- _INSTRUCTIONS TO FOLLOW_: Reproduce the rows below verbatim, without the pictures.

- _THE RECORDS_:

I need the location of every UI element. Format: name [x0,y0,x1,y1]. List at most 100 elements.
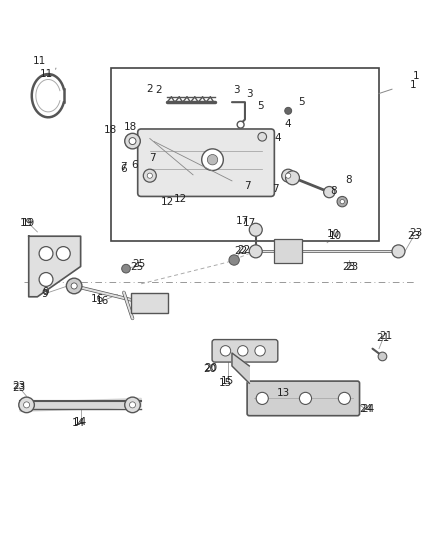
Text: 10: 10 [329,231,343,241]
Text: 20: 20 [203,365,216,374]
Text: 16: 16 [90,294,104,304]
Text: 23: 23 [13,383,26,393]
Text: 23: 23 [342,262,355,271]
Polygon shape [20,398,141,411]
Polygon shape [29,236,81,297]
Text: 21: 21 [379,330,392,341]
Text: 13: 13 [276,388,290,398]
Circle shape [237,121,244,128]
Circle shape [324,187,335,198]
Text: 3: 3 [233,85,240,95]
Text: 14: 14 [72,418,85,428]
Circle shape [57,247,70,261]
Text: 7: 7 [272,184,279,193]
Circle shape [24,402,30,408]
Circle shape [258,132,267,141]
Circle shape [255,345,265,356]
FancyBboxPatch shape [111,68,379,240]
Text: 13: 13 [277,387,290,397]
Circle shape [19,397,34,413]
Text: 7: 7 [148,154,155,164]
Circle shape [143,169,156,182]
Circle shape [338,392,350,405]
Text: 6: 6 [131,160,138,170]
Circle shape [229,255,239,265]
Text: 11: 11 [39,69,53,79]
Text: 19: 19 [22,218,35,228]
Text: 5: 5 [257,101,263,111]
Text: 8: 8 [330,186,337,196]
Text: 12: 12 [173,195,187,205]
Circle shape [220,345,231,356]
Text: 12: 12 [160,197,174,207]
Circle shape [378,352,387,361]
Text: 18: 18 [104,125,117,135]
Text: 24: 24 [361,404,375,414]
FancyBboxPatch shape [131,293,168,313]
Text: 15: 15 [219,378,233,388]
Circle shape [286,171,300,185]
Text: 2: 2 [146,84,153,94]
Circle shape [249,245,262,258]
Polygon shape [232,353,249,383]
Text: 10: 10 [327,229,340,239]
FancyBboxPatch shape [212,340,278,362]
Text: 19: 19 [20,218,33,228]
Text: 2: 2 [155,85,162,95]
Text: 20: 20 [204,363,217,373]
Text: 7: 7 [120,162,127,172]
Circle shape [71,283,77,289]
Text: 1: 1 [413,71,419,81]
Text: 23: 23 [346,262,359,272]
FancyBboxPatch shape [138,129,274,197]
Circle shape [286,173,291,178]
Circle shape [130,402,135,408]
Circle shape [122,264,131,273]
Circle shape [207,155,218,165]
Text: 25: 25 [130,262,144,271]
Text: 23: 23 [12,381,25,391]
Circle shape [337,197,347,207]
Text: 16: 16 [95,296,109,306]
Circle shape [125,133,140,149]
Text: 11: 11 [33,56,46,66]
Text: 8: 8 [346,175,352,185]
Circle shape [249,223,262,236]
Circle shape [147,173,152,178]
Circle shape [285,107,292,114]
FancyBboxPatch shape [247,381,360,416]
Circle shape [202,149,223,171]
Text: 25: 25 [132,260,145,269]
Circle shape [282,169,295,182]
Text: 23: 23 [409,228,422,238]
Text: 17: 17 [243,218,256,228]
Circle shape [392,245,405,258]
Text: 23: 23 [407,231,420,241]
Circle shape [125,397,140,413]
Text: 22: 22 [237,246,251,255]
Circle shape [256,392,268,405]
Text: 18: 18 [124,122,137,132]
Text: 3: 3 [246,88,253,99]
Text: 22: 22 [234,246,247,256]
Text: 1: 1 [410,80,417,90]
Text: 6: 6 [120,164,127,174]
Text: 4: 4 [274,133,281,143]
Text: 7: 7 [244,182,251,191]
Circle shape [39,272,53,286]
Text: 4: 4 [285,119,292,129]
Text: 17: 17 [236,216,249,226]
Text: 24: 24 [360,404,373,414]
Text: 9: 9 [42,289,49,298]
Circle shape [237,345,248,356]
Circle shape [129,138,136,144]
Text: 15: 15 [221,376,234,386]
Text: 5: 5 [298,97,304,107]
Circle shape [39,247,53,261]
Text: 9: 9 [43,287,49,297]
Circle shape [66,278,82,294]
Text: 14: 14 [74,417,87,427]
FancyBboxPatch shape [274,239,303,263]
Circle shape [340,199,344,204]
Circle shape [300,392,311,405]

- _TASK SOLUTION_:
I need the location of every UI element. Format: name [x0,y0,x1,y1]. List at most 100 elements.
Text: 10: 10 [329,231,343,241]
Text: 20: 20 [203,365,216,374]
Text: 16: 16 [90,294,104,304]
Text: 23: 23 [13,383,26,393]
Text: 23: 23 [342,262,355,271]
Polygon shape [20,398,141,411]
Polygon shape [29,236,81,297]
Text: 21: 21 [379,330,392,341]
Text: 13: 13 [276,388,290,398]
Circle shape [237,121,244,128]
Circle shape [324,187,335,198]
Text: 3: 3 [233,85,240,95]
Text: 14: 14 [72,418,85,428]
Circle shape [57,247,70,261]
Text: 7: 7 [272,184,279,193]
Circle shape [24,402,30,408]
Circle shape [258,132,267,141]
Circle shape [255,345,265,356]
FancyBboxPatch shape [111,68,379,240]
Text: 13: 13 [277,387,290,397]
Circle shape [19,397,34,413]
Text: 7: 7 [148,154,155,164]
Circle shape [143,169,156,182]
Circle shape [338,392,350,405]
Text: 6: 6 [131,160,138,170]
Circle shape [229,255,239,265]
Text: 11: 11 [39,69,53,79]
Text: 19: 19 [22,218,35,228]
Text: 5: 5 [257,101,263,111]
Text: 8: 8 [330,186,337,196]
Text: 12: 12 [173,195,187,205]
Circle shape [220,345,231,356]
Text: 12: 12 [160,197,174,207]
Circle shape [378,352,387,361]
Text: 18: 18 [104,125,117,135]
Text: 24: 24 [361,404,375,414]
FancyBboxPatch shape [131,293,168,313]
Text: 15: 15 [219,378,233,388]
Circle shape [286,171,300,185]
Text: 2: 2 [146,84,153,94]
Circle shape [249,245,262,258]
Polygon shape [232,353,249,383]
Text: 10: 10 [327,229,340,239]
FancyBboxPatch shape [212,340,278,362]
Text: 19: 19 [20,218,33,228]
Text: 2: 2 [155,85,162,95]
Text: 20: 20 [204,363,217,373]
Text: 7: 7 [120,162,127,172]
Circle shape [71,283,77,289]
Text: 1: 1 [413,71,419,81]
Text: 23: 23 [346,262,359,272]
FancyBboxPatch shape [138,129,274,197]
Circle shape [286,173,291,178]
Circle shape [130,402,135,408]
Circle shape [122,264,131,273]
Circle shape [207,155,218,165]
Text: 25: 25 [130,262,144,271]
Text: 23: 23 [12,381,25,391]
Circle shape [337,197,347,207]
Text: 16: 16 [95,296,109,306]
Circle shape [125,133,140,149]
Text: 11: 11 [33,56,46,66]
Text: 8: 8 [346,175,352,185]
Circle shape [249,223,262,236]
Circle shape [147,173,152,178]
Circle shape [285,107,292,114]
FancyBboxPatch shape [247,381,360,416]
Circle shape [202,149,223,171]
Text: 25: 25 [132,260,145,269]
Circle shape [282,169,295,182]
Text: 23: 23 [409,228,422,238]
Text: 17: 17 [243,218,256,228]
Circle shape [392,245,405,258]
Text: 23: 23 [407,231,420,241]
Circle shape [125,397,140,413]
Text: 22: 22 [237,246,251,255]
Circle shape [256,392,268,405]
Text: 18: 18 [124,122,137,132]
Text: 3: 3 [246,88,253,99]
Text: 22: 22 [234,246,247,256]
Text: 1: 1 [410,80,417,90]
Text: 6: 6 [120,164,127,174]
Text: 4: 4 [274,133,281,143]
Text: 7: 7 [244,182,251,191]
Circle shape [39,272,53,286]
Text: 4: 4 [285,119,292,129]
Text: 17: 17 [236,216,249,226]
Text: 24: 24 [360,404,373,414]
Text: 9: 9 [42,289,49,298]
Circle shape [237,345,248,356]
Circle shape [129,138,136,144]
Text: 15: 15 [221,376,234,386]
Text: 5: 5 [298,97,304,107]
Circle shape [39,247,53,261]
Text: 9: 9 [43,287,49,297]
Circle shape [66,278,82,294]
Text: 14: 14 [74,417,87,427]
FancyBboxPatch shape [274,239,303,263]
Circle shape [340,199,344,204]
Circle shape [300,392,311,405]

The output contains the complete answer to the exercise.